>> Begin

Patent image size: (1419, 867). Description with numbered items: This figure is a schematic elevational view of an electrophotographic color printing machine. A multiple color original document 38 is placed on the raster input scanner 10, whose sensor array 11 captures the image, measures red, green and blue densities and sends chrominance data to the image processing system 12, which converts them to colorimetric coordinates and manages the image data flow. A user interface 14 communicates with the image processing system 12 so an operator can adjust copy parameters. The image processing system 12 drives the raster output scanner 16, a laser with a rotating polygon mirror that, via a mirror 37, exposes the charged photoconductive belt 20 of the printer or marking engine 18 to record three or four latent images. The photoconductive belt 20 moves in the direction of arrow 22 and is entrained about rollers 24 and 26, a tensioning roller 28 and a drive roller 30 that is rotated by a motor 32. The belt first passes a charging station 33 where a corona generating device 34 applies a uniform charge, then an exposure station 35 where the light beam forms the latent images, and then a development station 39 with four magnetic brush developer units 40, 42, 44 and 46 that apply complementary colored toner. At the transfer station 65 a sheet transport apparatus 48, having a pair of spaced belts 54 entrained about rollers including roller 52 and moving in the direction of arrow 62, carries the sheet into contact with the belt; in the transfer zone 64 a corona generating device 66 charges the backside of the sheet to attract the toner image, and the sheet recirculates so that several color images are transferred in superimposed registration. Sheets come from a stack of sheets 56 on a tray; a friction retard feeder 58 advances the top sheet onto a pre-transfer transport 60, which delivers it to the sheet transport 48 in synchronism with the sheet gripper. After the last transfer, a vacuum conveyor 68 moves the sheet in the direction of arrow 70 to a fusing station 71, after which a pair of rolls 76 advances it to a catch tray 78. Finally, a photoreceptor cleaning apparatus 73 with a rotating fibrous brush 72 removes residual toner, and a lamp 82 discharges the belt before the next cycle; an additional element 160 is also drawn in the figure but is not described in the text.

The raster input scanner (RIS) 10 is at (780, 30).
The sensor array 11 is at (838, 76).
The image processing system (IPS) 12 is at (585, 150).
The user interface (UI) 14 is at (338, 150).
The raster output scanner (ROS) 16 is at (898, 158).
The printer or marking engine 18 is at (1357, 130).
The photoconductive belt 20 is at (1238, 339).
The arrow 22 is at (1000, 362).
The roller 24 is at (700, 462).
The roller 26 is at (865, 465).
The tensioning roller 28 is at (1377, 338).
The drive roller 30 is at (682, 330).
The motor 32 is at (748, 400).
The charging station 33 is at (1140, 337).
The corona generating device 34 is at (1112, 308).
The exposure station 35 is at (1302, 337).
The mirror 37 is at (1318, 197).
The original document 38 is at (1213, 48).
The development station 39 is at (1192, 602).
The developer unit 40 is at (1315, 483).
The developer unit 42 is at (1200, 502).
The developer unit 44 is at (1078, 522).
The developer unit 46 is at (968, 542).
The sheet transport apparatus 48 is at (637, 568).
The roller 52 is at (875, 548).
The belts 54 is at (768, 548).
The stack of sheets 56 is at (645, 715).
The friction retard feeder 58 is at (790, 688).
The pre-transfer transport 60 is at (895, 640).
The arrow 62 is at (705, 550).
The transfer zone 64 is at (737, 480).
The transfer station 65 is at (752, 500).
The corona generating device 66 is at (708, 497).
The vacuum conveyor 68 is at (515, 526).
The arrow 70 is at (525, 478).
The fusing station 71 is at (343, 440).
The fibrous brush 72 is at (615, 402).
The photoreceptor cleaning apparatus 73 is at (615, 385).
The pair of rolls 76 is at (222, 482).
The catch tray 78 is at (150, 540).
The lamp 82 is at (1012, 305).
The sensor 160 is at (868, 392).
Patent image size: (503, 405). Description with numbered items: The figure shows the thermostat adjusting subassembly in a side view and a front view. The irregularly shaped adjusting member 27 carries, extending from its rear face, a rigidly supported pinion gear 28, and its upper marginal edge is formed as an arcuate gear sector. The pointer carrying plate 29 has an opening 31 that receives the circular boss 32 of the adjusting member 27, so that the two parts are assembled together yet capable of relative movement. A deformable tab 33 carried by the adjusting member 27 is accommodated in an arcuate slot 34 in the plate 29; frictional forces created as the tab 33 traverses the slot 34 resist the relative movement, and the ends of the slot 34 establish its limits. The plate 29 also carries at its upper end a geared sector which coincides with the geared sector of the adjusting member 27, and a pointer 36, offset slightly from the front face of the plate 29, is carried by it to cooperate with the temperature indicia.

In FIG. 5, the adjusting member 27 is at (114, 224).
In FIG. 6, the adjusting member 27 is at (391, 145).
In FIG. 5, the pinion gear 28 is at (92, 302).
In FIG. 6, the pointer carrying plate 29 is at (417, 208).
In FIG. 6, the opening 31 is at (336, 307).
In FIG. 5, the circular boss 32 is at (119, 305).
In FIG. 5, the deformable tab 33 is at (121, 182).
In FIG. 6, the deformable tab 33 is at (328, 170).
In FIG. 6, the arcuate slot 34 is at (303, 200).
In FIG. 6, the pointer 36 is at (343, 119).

>> End

• **DESCRIPTION OF THE TASK**: Reproduce every line of the records above verbatim, with no alterations.

• **TASK RESPONSE**:
Patent image size: (1419, 867). Description with numbered items: This figure is a schematic elevational view of an electrophotographic color printing machine. A multiple color original document 38 is placed on the raster input scanner 10, whose sensor array 11 captures the image, measures red, green and blue densities and sends chrominance data to the image processing system 12, which converts them to colorimetric coordinates and manages the image data flow. A user interface 14 communicates with the image processing system 12 so an operator can adjust copy parameters. The image processing system 12 drives the raster output scanner 16, a laser with a rotating polygon mirror that, via a mirror 37, exposes the charged photoconductive belt 20 of the printer or marking engine 18 to record three or four latent images. The photoconductive belt 20 moves in the direction of arrow 22 and is entrained about rollers 24 and 26, a tensioning roller 28 and a drive roller 30 that is rotated by a motor 32. The belt first passes a charging station 33 where a corona generating device 34 applies a uniform charge, then an exposure station 35 where the light beam forms the latent images, and then a development station 39 with four magnetic brush developer units 40, 42, 44 and 46 that apply complementary colored toner. At the transfer station 65 a sheet transport apparatus 48, having a pair of spaced belts 54 entrained about rollers including roller 52 and moving in the direction of arrow 62, carries the sheet into contact with the belt; in the transfer zone 64 a corona generating device 66 charges the backside of the sheet to attract the toner image, and the sheet recirculates so that several color images are transferred in superimposed registration. Sheets come from a stack of sheets 56 on a tray; a friction retard feeder 58 advances the top sheet onto a pre-transfer transport 60, which delivers it to the sheet transport 48 in synchronism with the sheet gripper. After the last transfer, a vacuum conveyor 68 moves the sheet in the direction of arrow 70 to a fusing station 71, after which a pair of rolls 76 advances it to a catch tray 78. Finally, a photoreceptor cleaning apparatus 73 with a rotating fibrous brush 72 removes residual toner, and a lamp 82 discharges the belt before the next cycle; an additional element 160 is also drawn in the figure but is not described in the text.

The raster input scanner (RIS) 10 is at (780, 30).
The sensor array 11 is at (838, 76).
The image processing system (IPS) 12 is at (585, 150).
The user interface (UI) 14 is at (338, 150).
The raster output scanner (ROS) 16 is at (898, 158).
The printer or marking engine 18 is at (1357, 130).
The photoconductive belt 20 is at (1238, 339).
The arrow 22 is at (1000, 362).
The roller 24 is at (700, 462).
The roller 26 is at (865, 465).
The tensioning roller 28 is at (1377, 338).
The drive roller 30 is at (682, 330).
The motor 32 is at (748, 400).
The charging station 33 is at (1140, 337).
The corona generating device 34 is at (1112, 308).
The exposure station 35 is at (1302, 337).
The mirror 37 is at (1318, 197).
The original document 38 is at (1213, 48).
The development station 39 is at (1192, 602).
The developer unit 40 is at (1315, 483).
The developer unit 42 is at (1200, 502).
The developer unit 44 is at (1078, 522).
The developer unit 46 is at (968, 542).
The sheet transport apparatus 48 is at (637, 568).
The roller 52 is at (875, 548).
The belts 54 is at (768, 548).
The stack of sheets 56 is at (645, 715).
The friction retard feeder 58 is at (790, 688).
The pre-transfer transport 60 is at (895, 640).
The arrow 62 is at (705, 550).
The transfer zone 64 is at (737, 480).
The transfer station 65 is at (752, 500).
The corona generating device 66 is at (708, 497).
The vacuum conveyor 68 is at (515, 526).
The arrow 70 is at (525, 478).
The fusing station 71 is at (343, 440).
The fibrous brush 72 is at (615, 402).
The photoreceptor cleaning apparatus 73 is at (615, 385).
The pair of rolls 76 is at (222, 482).
The catch tray 78 is at (150, 540).
The lamp 82 is at (1012, 305).
The sensor 160 is at (868, 392).
Patent image size: (503, 405). Description with numbered items: The figure shows the thermostat adjusting subassembly in a side view and a front view. The irregularly shaped adjusting member 27 carries, extending from its rear face, a rigidly supported pinion gear 28, and its upper marginal edge is formed as an arcuate gear sector. The pointer carrying plate 29 has an opening 31 that receives the circular boss 32 of the adjusting member 27, so that the two parts are assembled together yet capable of relative movement. A deformable tab 33 carried by the adjusting member 27 is accommodated in an arcuate slot 34 in the plate 29; frictional forces created as the tab 33 traverses the slot 34 resist the relative movement, and the ends of the slot 34 establish its limits. The plate 29 also carries at its upper end a geared sector which coincides with the geared sector of the adjusting member 27, and a pointer 36, offset slightly from the front face of the plate 29, is carried by it to cooperate with the temperature indicia.

In FIG. 5, the adjusting member 27 is at (114, 224).
In FIG. 6, the adjusting member 27 is at (391, 145).
In FIG. 5, the pinion gear 28 is at (92, 302).
In FIG. 6, the pointer carrying plate 29 is at (417, 208).
In FIG. 6, the opening 31 is at (336, 307).
In FIG. 5, the circular boss 32 is at (119, 305).
In FIG. 5, the deformable tab 33 is at (121, 182).
In FIG. 6, the deformable tab 33 is at (328, 170).
In FIG. 6, the arcuate slot 34 is at (303, 200).
In FIG. 6, the pointer 36 is at (343, 119).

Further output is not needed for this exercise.